▶ [TEXTE FOURNI]
S’inspirant de la Parole de Dieu proposée par la liturgie du jour, le Pape a rappelé : « Ces jours-ci j’ai entendu de nombreux témoignages de ceux qui sont allés à la rencontre de personnes qui leur avaient fait du mal. Blessures terribles que j’ai pu voir sur leurs propres corps. Pertes irréparables qui continuent à être pleurées ; cependant ils sont sortis, ils ont fait le premier pas sur un chemin différent de ceux déjà parcourus ».

▶ [ENTRÉES FOURNIES]

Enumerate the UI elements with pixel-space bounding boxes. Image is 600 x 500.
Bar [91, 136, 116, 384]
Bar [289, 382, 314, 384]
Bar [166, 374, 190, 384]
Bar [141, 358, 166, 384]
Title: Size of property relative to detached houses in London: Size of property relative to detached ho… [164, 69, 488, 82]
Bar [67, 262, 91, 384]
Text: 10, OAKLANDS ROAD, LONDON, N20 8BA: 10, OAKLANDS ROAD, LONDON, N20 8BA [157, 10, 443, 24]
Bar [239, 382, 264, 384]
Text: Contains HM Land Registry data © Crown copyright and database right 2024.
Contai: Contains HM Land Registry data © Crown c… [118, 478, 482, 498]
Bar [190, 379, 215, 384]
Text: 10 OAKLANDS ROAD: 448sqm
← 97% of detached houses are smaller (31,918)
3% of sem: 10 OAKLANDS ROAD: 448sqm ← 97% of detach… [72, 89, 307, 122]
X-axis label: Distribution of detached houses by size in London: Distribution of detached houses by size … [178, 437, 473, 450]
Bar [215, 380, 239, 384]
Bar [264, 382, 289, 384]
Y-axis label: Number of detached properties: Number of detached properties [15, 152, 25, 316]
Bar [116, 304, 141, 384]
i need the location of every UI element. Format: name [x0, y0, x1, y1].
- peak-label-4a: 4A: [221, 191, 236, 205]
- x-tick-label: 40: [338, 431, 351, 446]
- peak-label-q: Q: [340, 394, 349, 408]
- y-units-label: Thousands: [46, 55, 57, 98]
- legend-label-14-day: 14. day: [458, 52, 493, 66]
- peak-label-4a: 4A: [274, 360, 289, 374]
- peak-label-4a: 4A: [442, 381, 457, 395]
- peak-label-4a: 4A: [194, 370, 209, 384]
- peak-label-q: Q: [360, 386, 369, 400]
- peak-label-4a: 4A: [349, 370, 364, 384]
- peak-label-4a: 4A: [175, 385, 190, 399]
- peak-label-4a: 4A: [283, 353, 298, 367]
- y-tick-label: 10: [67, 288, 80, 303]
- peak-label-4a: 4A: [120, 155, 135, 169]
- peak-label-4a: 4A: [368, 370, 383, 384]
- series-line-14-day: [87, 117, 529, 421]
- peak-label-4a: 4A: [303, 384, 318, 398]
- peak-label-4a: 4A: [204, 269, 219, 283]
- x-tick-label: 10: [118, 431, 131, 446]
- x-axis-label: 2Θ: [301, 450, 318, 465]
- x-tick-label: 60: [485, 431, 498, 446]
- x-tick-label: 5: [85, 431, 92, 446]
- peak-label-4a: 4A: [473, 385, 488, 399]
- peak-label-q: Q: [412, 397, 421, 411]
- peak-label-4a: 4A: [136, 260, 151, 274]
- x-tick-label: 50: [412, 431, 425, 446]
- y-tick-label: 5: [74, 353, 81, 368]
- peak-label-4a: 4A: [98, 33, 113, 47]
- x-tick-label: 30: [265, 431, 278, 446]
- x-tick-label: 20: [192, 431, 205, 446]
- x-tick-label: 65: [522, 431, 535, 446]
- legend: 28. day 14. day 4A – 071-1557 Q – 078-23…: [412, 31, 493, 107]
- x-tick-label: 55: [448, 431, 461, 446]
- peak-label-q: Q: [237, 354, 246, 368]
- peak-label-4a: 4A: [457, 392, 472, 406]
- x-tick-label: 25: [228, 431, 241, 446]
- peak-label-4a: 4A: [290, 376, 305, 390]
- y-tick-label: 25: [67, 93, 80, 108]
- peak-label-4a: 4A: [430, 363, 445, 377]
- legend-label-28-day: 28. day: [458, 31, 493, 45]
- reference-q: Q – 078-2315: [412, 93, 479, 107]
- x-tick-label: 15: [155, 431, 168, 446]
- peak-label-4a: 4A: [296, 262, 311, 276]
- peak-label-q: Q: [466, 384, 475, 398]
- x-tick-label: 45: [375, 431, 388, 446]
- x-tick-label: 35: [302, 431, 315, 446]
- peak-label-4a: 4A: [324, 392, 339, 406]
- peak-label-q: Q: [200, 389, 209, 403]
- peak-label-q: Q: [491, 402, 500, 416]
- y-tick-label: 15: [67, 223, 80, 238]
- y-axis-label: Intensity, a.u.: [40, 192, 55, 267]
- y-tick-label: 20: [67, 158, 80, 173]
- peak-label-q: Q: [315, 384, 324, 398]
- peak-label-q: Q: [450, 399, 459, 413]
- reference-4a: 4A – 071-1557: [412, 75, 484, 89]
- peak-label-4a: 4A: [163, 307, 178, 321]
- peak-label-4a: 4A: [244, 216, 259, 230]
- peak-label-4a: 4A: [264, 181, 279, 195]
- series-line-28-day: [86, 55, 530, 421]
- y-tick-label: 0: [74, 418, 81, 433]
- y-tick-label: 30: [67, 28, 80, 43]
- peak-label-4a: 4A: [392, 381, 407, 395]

▶ [TRAVAIL À RÉALISER]
1. D'après le texte fourni, qu'est-ce qui permet au Pape de parler de « blessures terribles » ? Répondez en une à trois phrases.
2. Répondez aux questions suivantes à partir du texte fourni.
(a) De quoi le Pape s'est-il inspiré pour ce rappel ?
(b) Qu'a-t-il entendu ces jours-ci ?
(c) Sur quel chemin ces personnes ont-elles fait le premier pas ?
Les entrées n'interviennent en rien dans ce travail.

▶ [CORRIGÉ DÉTAILLÉ]
1. Le Pape dit avoir pu voir ces blessures sur le corps même de ceux qui lui ont livré leur témoignage. Il en parle donc pour les avoir constatées lui-même.

2.
(a) De la Parole de Dieu proposée par la liturgie du jour.
(b) De nombreux témoignages de ceux qui sont allés à la rencontre de personnes qui leur avaient fait du mal.
(c) Sur un chemin différent de ceux déjà parcourus.